--- BEGIN The data ---

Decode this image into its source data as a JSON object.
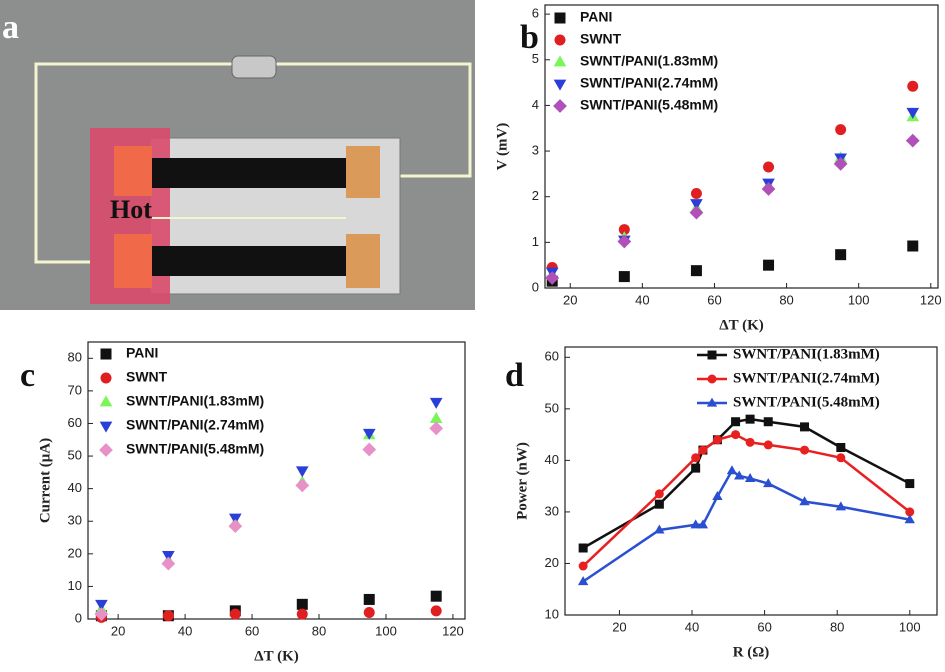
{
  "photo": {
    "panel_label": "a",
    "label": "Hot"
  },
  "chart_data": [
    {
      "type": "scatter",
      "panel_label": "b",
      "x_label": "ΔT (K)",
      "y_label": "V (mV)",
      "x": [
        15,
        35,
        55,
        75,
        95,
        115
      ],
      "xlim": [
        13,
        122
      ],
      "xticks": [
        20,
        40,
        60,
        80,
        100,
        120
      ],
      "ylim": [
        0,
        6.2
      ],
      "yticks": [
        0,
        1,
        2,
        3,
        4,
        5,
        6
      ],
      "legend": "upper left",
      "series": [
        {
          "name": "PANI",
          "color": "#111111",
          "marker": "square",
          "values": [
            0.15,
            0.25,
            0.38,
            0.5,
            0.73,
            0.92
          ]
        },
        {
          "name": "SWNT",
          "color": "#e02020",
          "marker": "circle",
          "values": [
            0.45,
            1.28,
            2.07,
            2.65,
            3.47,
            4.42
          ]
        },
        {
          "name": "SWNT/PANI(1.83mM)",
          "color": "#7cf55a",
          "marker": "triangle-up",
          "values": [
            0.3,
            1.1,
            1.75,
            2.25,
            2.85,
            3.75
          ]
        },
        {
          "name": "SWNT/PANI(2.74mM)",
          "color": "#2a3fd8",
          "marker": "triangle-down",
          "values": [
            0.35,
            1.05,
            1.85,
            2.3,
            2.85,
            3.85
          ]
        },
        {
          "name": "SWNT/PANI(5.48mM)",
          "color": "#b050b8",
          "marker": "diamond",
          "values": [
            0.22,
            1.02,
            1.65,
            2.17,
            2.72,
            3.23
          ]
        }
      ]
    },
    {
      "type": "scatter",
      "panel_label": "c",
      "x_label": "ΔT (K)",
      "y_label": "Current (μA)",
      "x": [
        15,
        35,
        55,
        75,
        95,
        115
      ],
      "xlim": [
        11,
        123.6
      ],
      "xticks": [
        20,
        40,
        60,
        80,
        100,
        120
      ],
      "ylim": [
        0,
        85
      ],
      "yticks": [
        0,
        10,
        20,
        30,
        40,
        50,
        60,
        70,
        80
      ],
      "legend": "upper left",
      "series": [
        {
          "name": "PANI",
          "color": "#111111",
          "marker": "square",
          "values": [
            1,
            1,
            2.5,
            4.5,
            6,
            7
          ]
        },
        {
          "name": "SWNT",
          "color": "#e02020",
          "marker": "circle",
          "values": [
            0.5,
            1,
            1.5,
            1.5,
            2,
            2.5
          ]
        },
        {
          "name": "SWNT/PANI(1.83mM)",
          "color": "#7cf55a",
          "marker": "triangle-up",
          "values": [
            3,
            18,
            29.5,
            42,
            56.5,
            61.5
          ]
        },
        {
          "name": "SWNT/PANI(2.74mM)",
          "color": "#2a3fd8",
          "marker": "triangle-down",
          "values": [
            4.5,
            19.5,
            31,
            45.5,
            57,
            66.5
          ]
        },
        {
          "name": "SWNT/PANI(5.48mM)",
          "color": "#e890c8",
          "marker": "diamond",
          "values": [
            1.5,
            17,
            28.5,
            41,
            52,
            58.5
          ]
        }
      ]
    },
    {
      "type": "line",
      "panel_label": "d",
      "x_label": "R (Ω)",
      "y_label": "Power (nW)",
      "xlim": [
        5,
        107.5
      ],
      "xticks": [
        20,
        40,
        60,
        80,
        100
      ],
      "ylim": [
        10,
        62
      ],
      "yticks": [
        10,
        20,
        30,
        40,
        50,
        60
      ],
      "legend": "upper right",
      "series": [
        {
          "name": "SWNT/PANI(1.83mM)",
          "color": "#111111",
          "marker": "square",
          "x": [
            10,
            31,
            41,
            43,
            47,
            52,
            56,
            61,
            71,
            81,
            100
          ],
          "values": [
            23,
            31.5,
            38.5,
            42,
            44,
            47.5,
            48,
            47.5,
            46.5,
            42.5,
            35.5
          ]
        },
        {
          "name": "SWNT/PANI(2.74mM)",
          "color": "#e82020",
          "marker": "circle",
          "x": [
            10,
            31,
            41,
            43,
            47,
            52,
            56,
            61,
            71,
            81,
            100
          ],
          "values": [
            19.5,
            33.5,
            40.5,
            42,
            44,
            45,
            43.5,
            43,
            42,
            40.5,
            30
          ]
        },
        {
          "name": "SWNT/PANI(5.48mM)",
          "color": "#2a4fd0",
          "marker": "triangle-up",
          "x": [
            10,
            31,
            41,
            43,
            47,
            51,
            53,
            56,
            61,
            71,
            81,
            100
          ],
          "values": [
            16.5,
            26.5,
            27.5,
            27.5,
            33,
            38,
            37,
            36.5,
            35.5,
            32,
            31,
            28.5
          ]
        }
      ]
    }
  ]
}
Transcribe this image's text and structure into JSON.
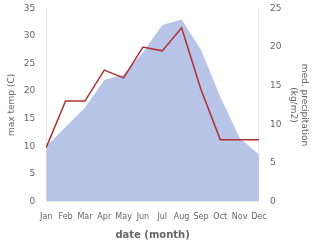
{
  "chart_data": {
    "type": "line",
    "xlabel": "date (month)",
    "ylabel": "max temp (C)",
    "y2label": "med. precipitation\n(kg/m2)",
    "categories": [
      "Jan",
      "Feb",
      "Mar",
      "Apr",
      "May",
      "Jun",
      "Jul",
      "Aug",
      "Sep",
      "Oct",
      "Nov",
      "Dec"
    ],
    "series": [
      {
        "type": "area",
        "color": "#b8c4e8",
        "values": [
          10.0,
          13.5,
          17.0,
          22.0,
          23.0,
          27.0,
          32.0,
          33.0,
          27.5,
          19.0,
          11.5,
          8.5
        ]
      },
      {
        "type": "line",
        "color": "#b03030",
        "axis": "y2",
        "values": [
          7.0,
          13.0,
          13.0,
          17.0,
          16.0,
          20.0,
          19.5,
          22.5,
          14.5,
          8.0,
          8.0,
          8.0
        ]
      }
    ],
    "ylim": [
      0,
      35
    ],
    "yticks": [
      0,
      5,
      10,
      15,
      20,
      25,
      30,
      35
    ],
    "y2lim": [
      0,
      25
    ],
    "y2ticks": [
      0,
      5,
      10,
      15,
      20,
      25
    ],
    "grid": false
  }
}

--- END The data ---

* [Aim of the exercise] Write out the full listing verbatim, excluding its pictures.

* [The reply]
Decode this image into its source data as a JSON object.
{
  "photo": {
    "panel_label": "a",
    "label": "Hot"
  },
  "chart_data": [
    {
      "type": "scatter",
      "panel_label": "b",
      "x_label": "ΔT (K)",
      "y_label": "V (mV)",
      "x": [
        15,
        35,
        55,
        75,
        95,
        115
      ],
      "xlim": [
        13,
        122
      ],
      "xticks": [
        20,
        40,
        60,
        80,
        100,
        120
      ],
      "ylim": [
        0,
        6.2
      ],
      "yticks": [
        0,
        1,
        2,
        3,
        4,
        5,
        6
      ],
      "legend": "upper left",
      "series": [
        {
          "name": "PANI",
          "color": "#111111",
          "marker": "square",
          "values": [
            0.15,
            0.25,
            0.38,
            0.5,
            0.73,
            0.92
          ]
        },
        {
          "name": "SWNT",
          "color": "#e02020",
          "marker": "circle",
          "values": [
            0.45,
            1.28,
            2.07,
            2.65,
            3.47,
            4.42
          ]
        },
        {
          "name": "SWNT/PANI(1.83mM)",
          "color": "#7cf55a",
          "marker": "triangle-up",
          "values": [
            0.3,
            1.1,
            1.75,
            2.25,
            2.85,
            3.75
          ]
        },
        {
          "name": "SWNT/PANI(2.74mM)",
          "color": "#2a3fd8",
          "marker": "triangle-down",
          "values": [
            0.35,
            1.05,
            1.85,
            2.3,
            2.85,
            3.85
          ]
        },
        {
          "name": "SWNT/PANI(5.48mM)",
          "color": "#b050b8",
          "marker": "diamond",
          "values": [
            0.22,
            1.02,
            1.65,
            2.17,
            2.72,
            3.23
          ]
        }
      ]
    },
    {
      "type": "scatter",
      "panel_label": "c",
      "x_label": "ΔT (K)",
      "y_label": "Current (μA)",
      "x": [
        15,
        35,
        55,
        75,
        95,
        115
      ],
      "xlim": [
        11,
        123.6
      ],
      "xticks": [
        20,
        40,
        60,
        80,
        100,
        120
      ],
      "ylim": [
        0,
        85
      ],
      "yticks": [
        0,
        10,
        20,
        30,
        40,
        50,
        60,
        70,
        80
      ],
      "legend": "upper left",
      "series": [
        {
          "name": "PANI",
          "color": "#111111",
          "marker": "square",
          "values": [
            1,
            1,
            2.5,
            4.5,
            6,
            7
          ]
        },
        {
          "name": "SWNT",
          "color": "#e02020",
          "marker": "circle",
          "values": [
            0.5,
            1,
            1.5,
            1.5,
            2,
            2.5
          ]
        },
        {
          "name": "SWNT/PANI(1.83mM)",
          "color": "#7cf55a",
          "marker": "triangle-up",
          "values": [
            3,
            18,
            29.5,
            42,
            56.5,
            61.5
          ]
        },
        {
          "name": "SWNT/PANI(2.74mM)",
          "color": "#2a3fd8",
          "marker": "triangle-down",
          "values": [
            4.5,
            19.5,
            31,
            45.5,
            57,
            66.5
          ]
        },
        {
          "name": "SWNT/PANI(5.48mM)",
          "color": "#e890c8",
          "marker": "diamond",
          "values": [
            1.5,
            17,
            28.5,
            41,
            52,
            58.5
          ]
        }
      ]
    },
    {
      "type": "line",
      "panel_label": "d",
      "x_label": "R (Ω)",
      "y_label": "Power (nW)",
      "xlim": [
        5,
        107.5
      ],
      "xticks": [
        20,
        40,
        60,
        80,
        100
      ],
      "ylim": [
        10,
        62
      ],
      "yticks": [
        10,
        20,
        30,
        40,
        50,
        60
      ],
      "legend": "upper right",
      "series": [
        {
          "name": "SWNT/PANI(1.83mM)",
          "color": "#111111",
          "marker": "square",
          "x": [
            10,
            31,
            41,
            43,
            47,
            52,
            56,
            61,
            71,
            81,
            100
          ],
          "values": [
            23,
            31.5,
            38.5,
            42,
            44,
            47.5,
            48,
            47.5,
            46.5,
            42.5,
            35.5
          ]
        },
        {
          "name": "SWNT/PANI(2.74mM)",
          "color": "#e82020",
          "marker": "circle",
          "x": [
            10,
            31,
            41,
            43,
            47,
            52,
            56,
            61,
            71,
            81,
            100
          ],
          "values": [
            19.5,
            33.5,
            40.5,
            42,
            44,
            45,
            43.5,
            43,
            42,
            40.5,
            30
          ]
        },
        {
          "name": "SWNT/PANI(5.48mM)",
          "color": "#2a4fd0",
          "marker": "triangle-up",
          "x": [
            10,
            31,
            41,
            43,
            47,
            51,
            53,
            56,
            61,
            71,
            81,
            100
          ],
          "values": [
            16.5,
            26.5,
            27.5,
            27.5,
            33,
            38,
            37,
            36.5,
            35.5,
            32,
            31,
            28.5
          ]
        }
      ]
    }
  ]
}
Transcribe this image's text and structure into JSON.
{
  "chart_data": {
    "type": "line",
    "xlabel": "date (month)",
    "ylabel": "max temp (C)",
    "y2label": "med. precipitation\n(kg/m2)",
    "categories": [
      "Jan",
      "Feb",
      "Mar",
      "Apr",
      "May",
      "Jun",
      "Jul",
      "Aug",
      "Sep",
      "Oct",
      "Nov",
      "Dec"
    ],
    "series": [
      {
        "type": "area",
        "color": "#b8c4e8",
        "values": [
          10.0,
          13.5,
          17.0,
          22.0,
          23.0,
          27.0,
          32.0,
          33.0,
          27.5,
          19.0,
          11.5,
          8.5
        ]
      },
      {
        "type": "line",
        "color": "#b03030",
        "axis": "y2",
        "values": [
          7.0,
          13.0,
          13.0,
          17.0,
          16.0,
          20.0,
          19.5,
          22.5,
          14.5,
          8.0,
          8.0,
          8.0
        ]
      }
    ],
    "ylim": [
      0,
      35
    ],
    "yticks": [
      0,
      5,
      10,
      15,
      20,
      25,
      30,
      35
    ],
    "y2lim": [
      0,
      25
    ],
    "y2ticks": [
      0,
      5,
      10,
      15,
      20,
      25
    ],
    "grid": false
  }
}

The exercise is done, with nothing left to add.